> _What you should do_: Using the records provided below, locate and copy each line that contains the word "Financiado".

-*-*-

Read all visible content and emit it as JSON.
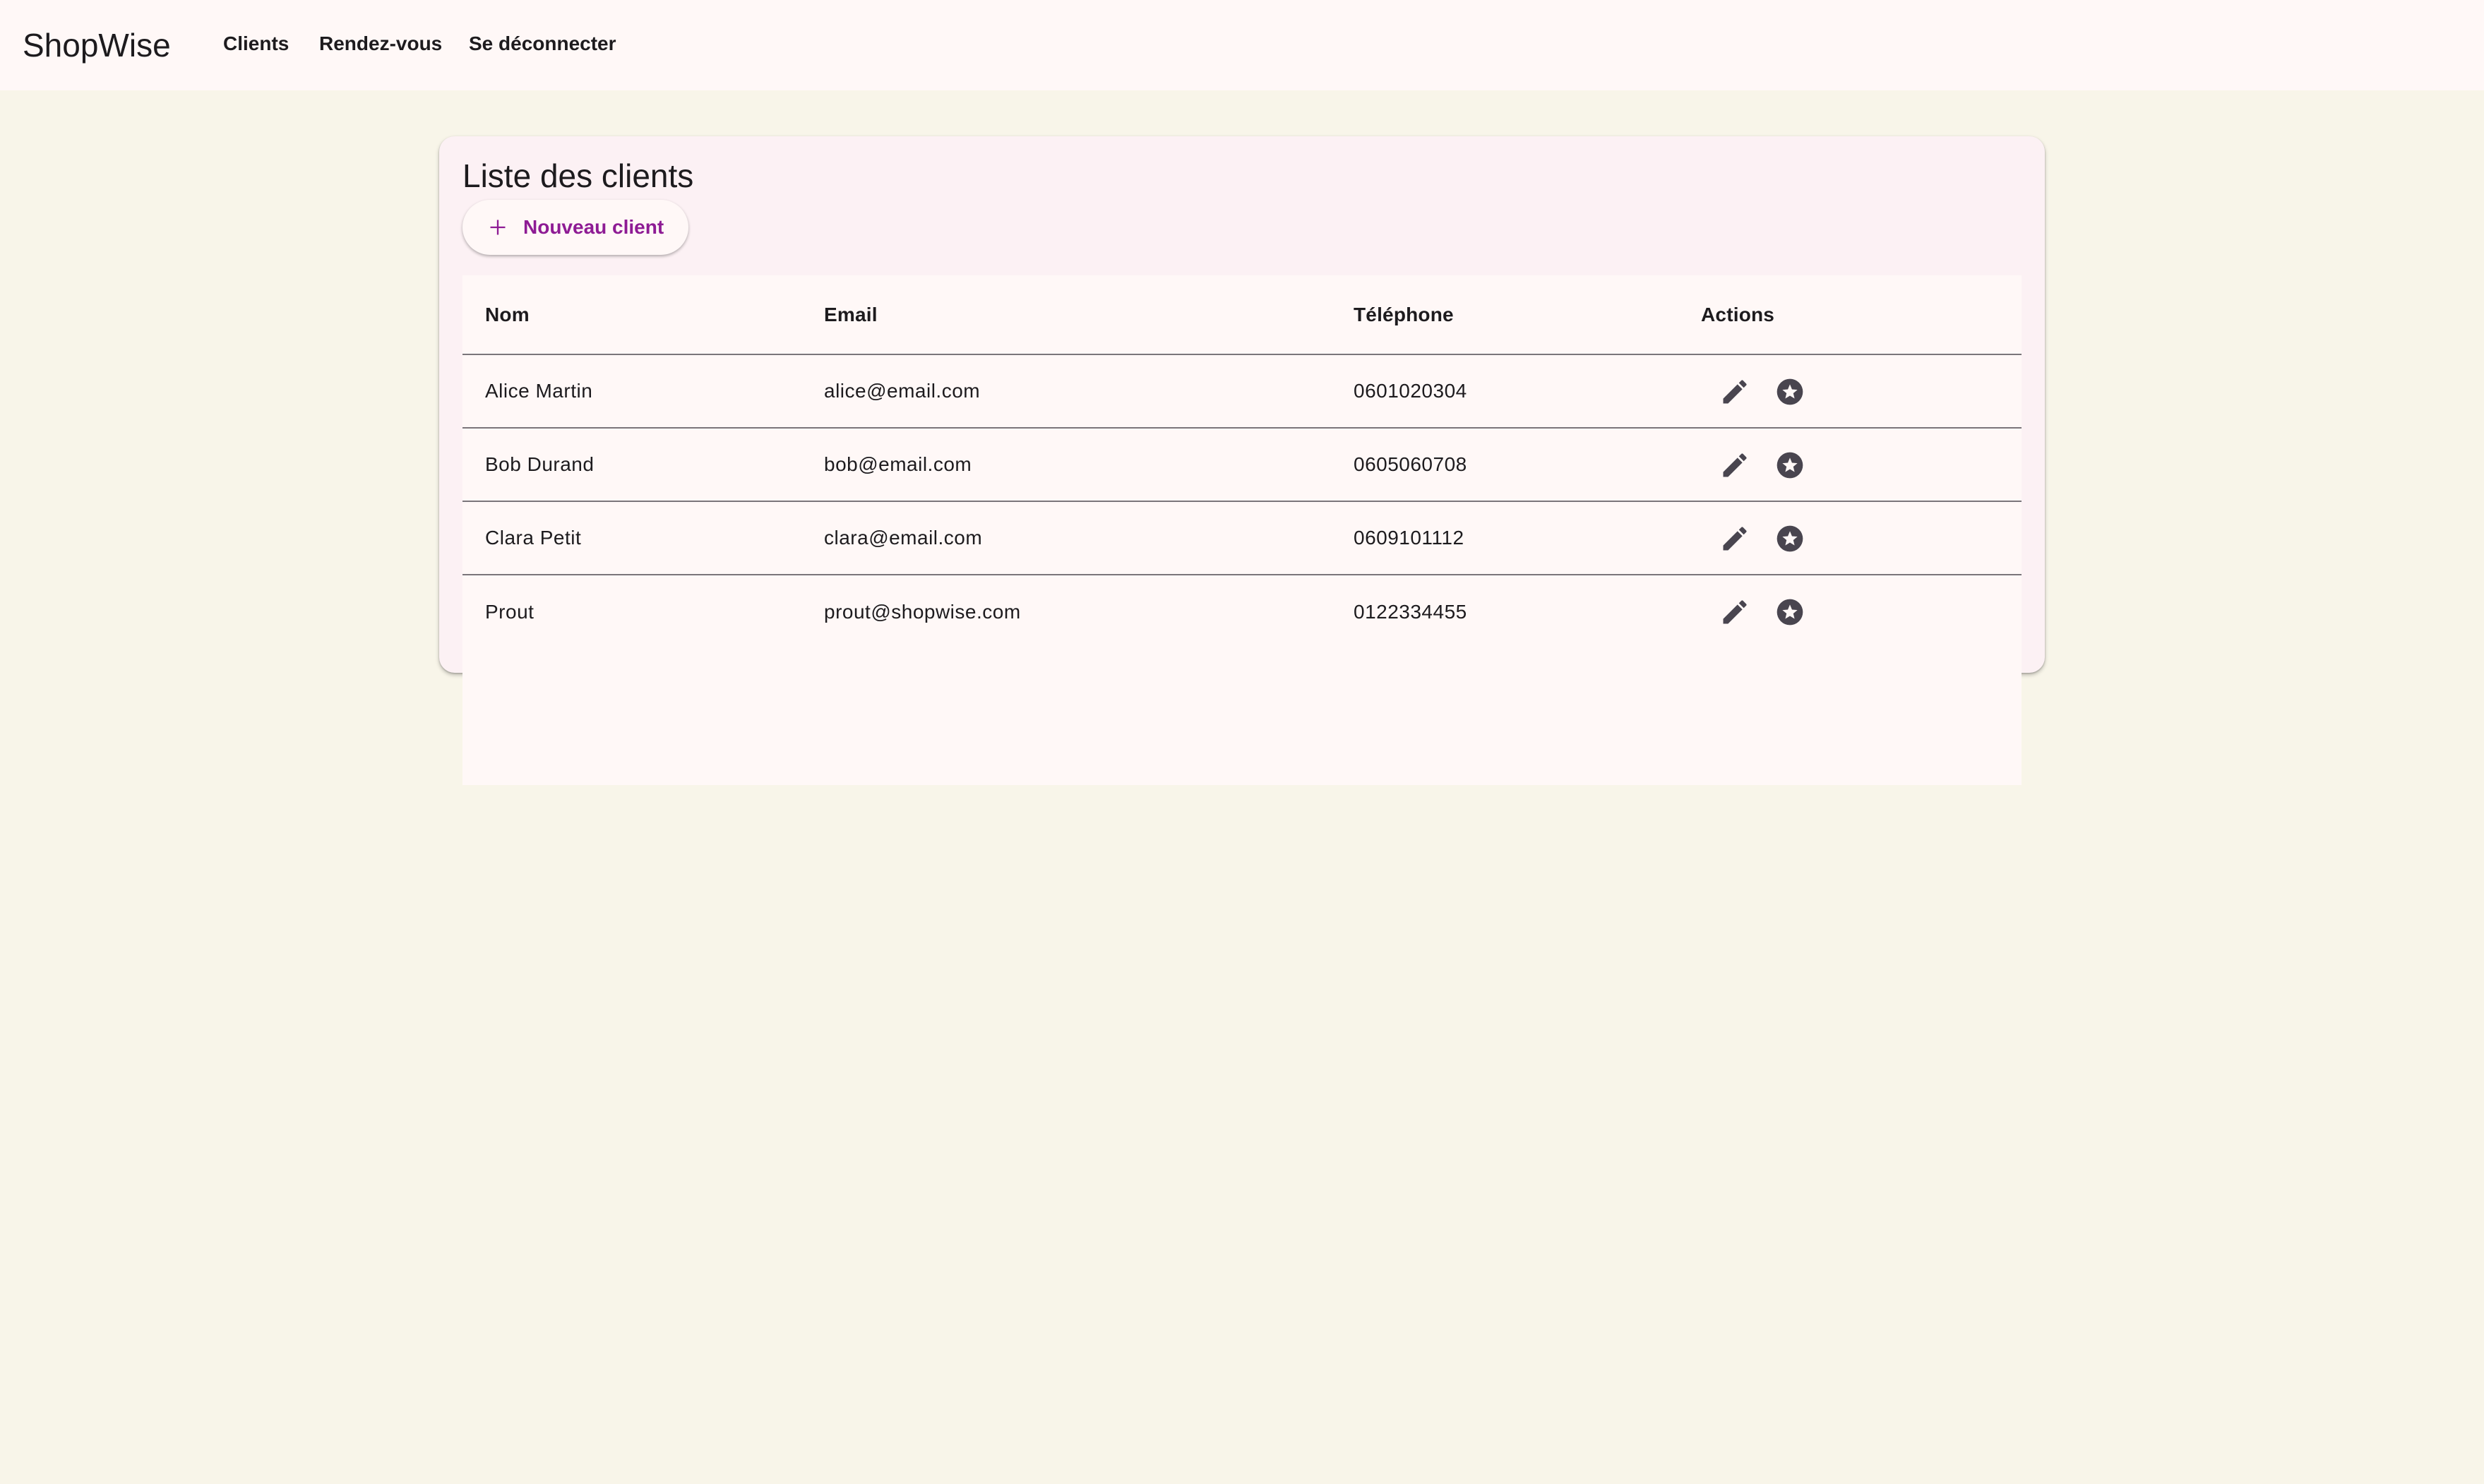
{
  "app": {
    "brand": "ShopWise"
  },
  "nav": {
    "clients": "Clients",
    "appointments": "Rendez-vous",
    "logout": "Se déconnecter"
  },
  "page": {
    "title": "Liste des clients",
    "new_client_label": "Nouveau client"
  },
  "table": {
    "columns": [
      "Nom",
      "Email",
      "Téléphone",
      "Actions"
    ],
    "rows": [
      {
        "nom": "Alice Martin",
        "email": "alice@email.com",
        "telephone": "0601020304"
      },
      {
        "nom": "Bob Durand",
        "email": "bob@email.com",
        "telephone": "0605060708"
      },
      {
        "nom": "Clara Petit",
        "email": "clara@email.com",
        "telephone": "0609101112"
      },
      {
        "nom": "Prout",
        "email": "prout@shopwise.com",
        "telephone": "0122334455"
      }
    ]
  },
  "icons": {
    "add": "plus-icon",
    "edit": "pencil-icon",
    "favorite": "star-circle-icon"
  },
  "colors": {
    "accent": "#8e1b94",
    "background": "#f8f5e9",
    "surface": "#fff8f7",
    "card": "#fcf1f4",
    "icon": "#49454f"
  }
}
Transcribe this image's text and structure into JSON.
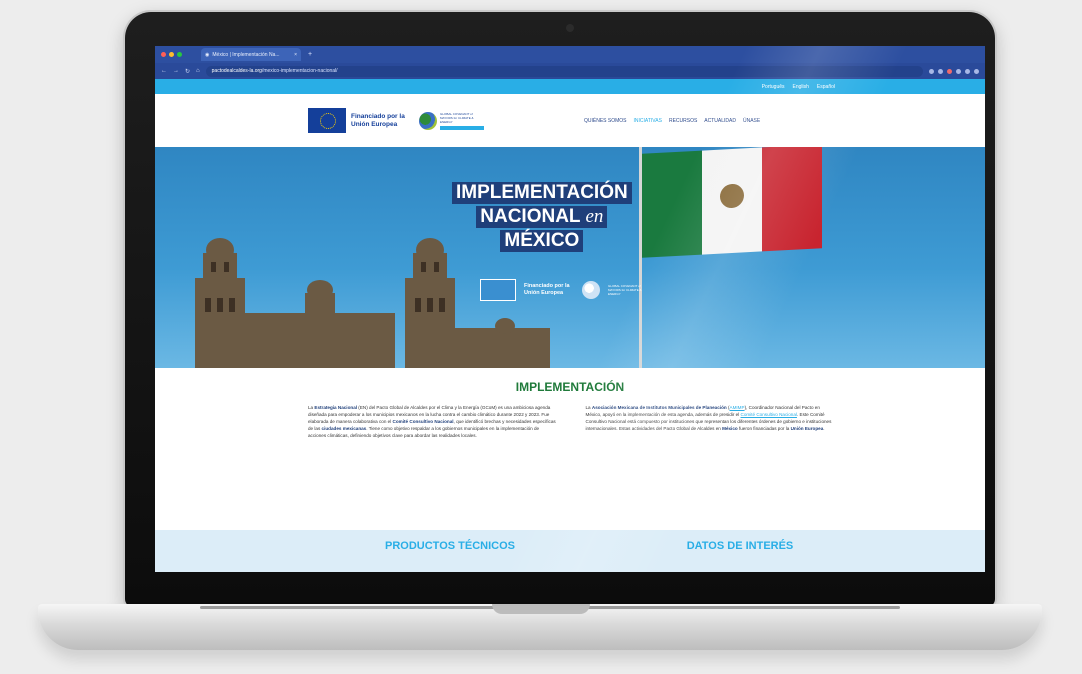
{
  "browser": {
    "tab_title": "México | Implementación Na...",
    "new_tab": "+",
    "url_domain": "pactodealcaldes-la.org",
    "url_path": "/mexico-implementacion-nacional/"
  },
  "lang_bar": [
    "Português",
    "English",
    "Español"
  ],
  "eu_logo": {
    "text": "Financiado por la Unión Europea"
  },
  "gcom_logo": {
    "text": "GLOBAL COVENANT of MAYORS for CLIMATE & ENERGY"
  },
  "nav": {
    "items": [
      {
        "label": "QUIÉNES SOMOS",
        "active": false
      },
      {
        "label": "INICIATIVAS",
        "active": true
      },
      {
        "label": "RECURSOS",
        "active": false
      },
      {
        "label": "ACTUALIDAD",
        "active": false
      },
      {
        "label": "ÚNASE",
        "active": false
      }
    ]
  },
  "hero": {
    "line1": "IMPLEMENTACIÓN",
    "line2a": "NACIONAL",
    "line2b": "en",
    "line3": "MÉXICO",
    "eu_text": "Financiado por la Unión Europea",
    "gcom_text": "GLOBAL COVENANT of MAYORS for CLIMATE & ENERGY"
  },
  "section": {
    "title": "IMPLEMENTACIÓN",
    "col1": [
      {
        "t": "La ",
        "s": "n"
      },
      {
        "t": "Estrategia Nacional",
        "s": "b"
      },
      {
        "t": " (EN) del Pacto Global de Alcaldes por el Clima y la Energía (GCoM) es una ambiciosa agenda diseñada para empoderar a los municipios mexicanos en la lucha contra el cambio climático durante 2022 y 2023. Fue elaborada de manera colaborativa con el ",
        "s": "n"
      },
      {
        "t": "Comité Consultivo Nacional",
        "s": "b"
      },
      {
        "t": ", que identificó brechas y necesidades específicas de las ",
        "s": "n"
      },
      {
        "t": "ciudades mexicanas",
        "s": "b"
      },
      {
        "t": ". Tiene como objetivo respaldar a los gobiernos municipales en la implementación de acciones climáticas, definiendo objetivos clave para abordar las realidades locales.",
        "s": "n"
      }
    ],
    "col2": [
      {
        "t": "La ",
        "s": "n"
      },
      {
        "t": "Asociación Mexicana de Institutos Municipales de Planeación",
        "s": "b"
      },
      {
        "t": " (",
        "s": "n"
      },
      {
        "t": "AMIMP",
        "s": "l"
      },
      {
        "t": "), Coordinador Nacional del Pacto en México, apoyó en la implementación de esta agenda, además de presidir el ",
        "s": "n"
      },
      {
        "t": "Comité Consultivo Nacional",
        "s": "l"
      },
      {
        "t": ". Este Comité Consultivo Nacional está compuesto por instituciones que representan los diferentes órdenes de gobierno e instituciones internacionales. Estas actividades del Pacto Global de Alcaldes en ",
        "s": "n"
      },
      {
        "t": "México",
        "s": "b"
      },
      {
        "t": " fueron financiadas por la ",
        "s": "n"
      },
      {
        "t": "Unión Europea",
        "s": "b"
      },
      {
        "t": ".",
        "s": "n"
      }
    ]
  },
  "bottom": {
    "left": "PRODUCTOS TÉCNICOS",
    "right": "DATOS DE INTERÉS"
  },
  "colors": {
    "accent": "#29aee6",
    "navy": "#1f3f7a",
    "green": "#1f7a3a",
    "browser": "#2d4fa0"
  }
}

-*-*-

> _Result of this exercise_:
    "text": "Financiado por la Unión Europea"
    "eu_text": "Financiado por la Unión Europea",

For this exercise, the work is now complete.